TASK REQUIREMENTS:
Reproduce all records exactly.

* * *

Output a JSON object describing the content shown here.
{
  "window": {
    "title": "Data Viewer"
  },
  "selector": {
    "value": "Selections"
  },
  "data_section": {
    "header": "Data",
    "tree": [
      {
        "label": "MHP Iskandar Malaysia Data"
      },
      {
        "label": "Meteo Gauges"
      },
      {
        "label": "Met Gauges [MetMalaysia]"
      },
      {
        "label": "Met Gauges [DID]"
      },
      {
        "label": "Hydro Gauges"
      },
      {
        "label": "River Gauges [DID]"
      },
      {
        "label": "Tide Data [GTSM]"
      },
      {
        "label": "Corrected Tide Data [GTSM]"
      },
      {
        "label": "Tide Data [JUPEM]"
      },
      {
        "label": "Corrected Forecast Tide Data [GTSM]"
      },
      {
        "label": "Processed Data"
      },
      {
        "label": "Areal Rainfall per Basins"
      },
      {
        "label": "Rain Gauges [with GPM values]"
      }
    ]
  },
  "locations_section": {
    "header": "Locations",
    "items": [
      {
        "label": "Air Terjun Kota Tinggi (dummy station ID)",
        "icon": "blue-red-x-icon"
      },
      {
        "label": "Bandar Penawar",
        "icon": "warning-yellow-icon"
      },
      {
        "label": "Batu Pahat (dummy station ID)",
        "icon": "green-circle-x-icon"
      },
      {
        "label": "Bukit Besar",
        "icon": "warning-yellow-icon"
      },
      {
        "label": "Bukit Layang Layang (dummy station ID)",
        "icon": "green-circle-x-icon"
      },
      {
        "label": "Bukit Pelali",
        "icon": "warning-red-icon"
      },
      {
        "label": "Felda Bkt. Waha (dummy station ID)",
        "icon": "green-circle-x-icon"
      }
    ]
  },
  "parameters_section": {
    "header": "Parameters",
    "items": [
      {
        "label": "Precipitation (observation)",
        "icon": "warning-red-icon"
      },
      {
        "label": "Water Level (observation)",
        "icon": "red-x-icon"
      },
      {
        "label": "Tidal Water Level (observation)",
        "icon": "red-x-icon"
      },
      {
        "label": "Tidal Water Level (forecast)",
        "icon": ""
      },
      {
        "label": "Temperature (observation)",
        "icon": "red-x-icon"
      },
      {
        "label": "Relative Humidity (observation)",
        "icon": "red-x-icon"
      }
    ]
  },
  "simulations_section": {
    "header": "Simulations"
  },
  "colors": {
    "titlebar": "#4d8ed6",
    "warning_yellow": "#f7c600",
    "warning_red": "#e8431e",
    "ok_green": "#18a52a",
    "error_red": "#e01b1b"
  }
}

* * *

EXERCISE ANSWER:
Output a JSON object describing the content shown here.
{
  "window": {
    "title": "Data Viewer"
  },
  "selector": {
    "value": "Selections"
  },
  "data_section": {
    "header": "Data",
    "tree": [
      {
        "label": "MHP Iskandar Malaysia Data"
      },
      {
        "label": "Meteo Gauges"
      },
      {
        "label": "Met Gauges [MetMalaysia]"
      },
      {
        "label": "Met Gauges [DID]"
      },
      {
        "label": "Hydro Gauges"
      },
      {
        "label": "River Gauges [DID]"
      },
      {
        "label": "Tide Data [GTSM]"
      },
      {
        "label": "Corrected Tide Data [GTSM]"
      },
      {
        "label": "Tide Data [JUPEM]"
      },
      {
        "label": "Corrected Forecast Tide Data [GTSM]"
      },
      {
        "label": "Processed Data"
      },
      {
        "label": "Areal Rainfall per Basins"
      },
      {
        "label": "Rain Gauges [with GPM values]"
      }
    ]
  },
  "locations_section": {
    "header": "Locations",
    "items": [
      {
        "label": "Air Terjun Kota Tinggi (dummy station ID)",
        "icon": "blue-red-x-icon"
      },
      {
        "label": "Bandar Penawar",
        "icon": "warning-yellow-icon"
      },
      {
        "label": "Batu Pahat (dummy station ID)",
        "icon": "green-circle-x-icon"
      },
      {
        "label": "Bukit Besar",
        "icon": "warning-yellow-icon"
      },
      {
        "label": "Bukit Layang Layang (dummy station ID)",
        "icon": "green-circle-x-icon"
      },
      {
        "label": "Bukit Pelali",
        "icon": "warning-red-icon"
      },
      {
        "label": "Felda Bkt. Waha (dummy station ID)",
        "icon": "green-circle-x-icon"
      }
    ]
  },
  "parameters_section": {
    "header": "Parameters",
    "items": [
      {
        "label": "Precipitation (observation)",
        "icon": "warning-red-icon"
      },
      {
        "label": "Water Level (observation)",
        "icon": "red-x-icon"
      },
      {
        "label": "Tidal Water Level (observation)",
        "icon": "red-x-icon"
      },
      {
        "label": "Tidal Water Level (forecast)",
        "icon": ""
      },
      {
        "label": "Temperature (observation)",
        "icon": "red-x-icon"
      },
      {
        "label": "Relative Humidity (observation)",
        "icon": "red-x-icon"
      }
    ]
  },
  "simulations_section": {
    "header": "Simulations"
  },
  "colors": {
    "titlebar": "#4d8ed6",
    "warning_yellow": "#f7c600",
    "warning_red": "#e8431e",
    "ok_green": "#18a52a",
    "error_red": "#e01b1b"
  }
}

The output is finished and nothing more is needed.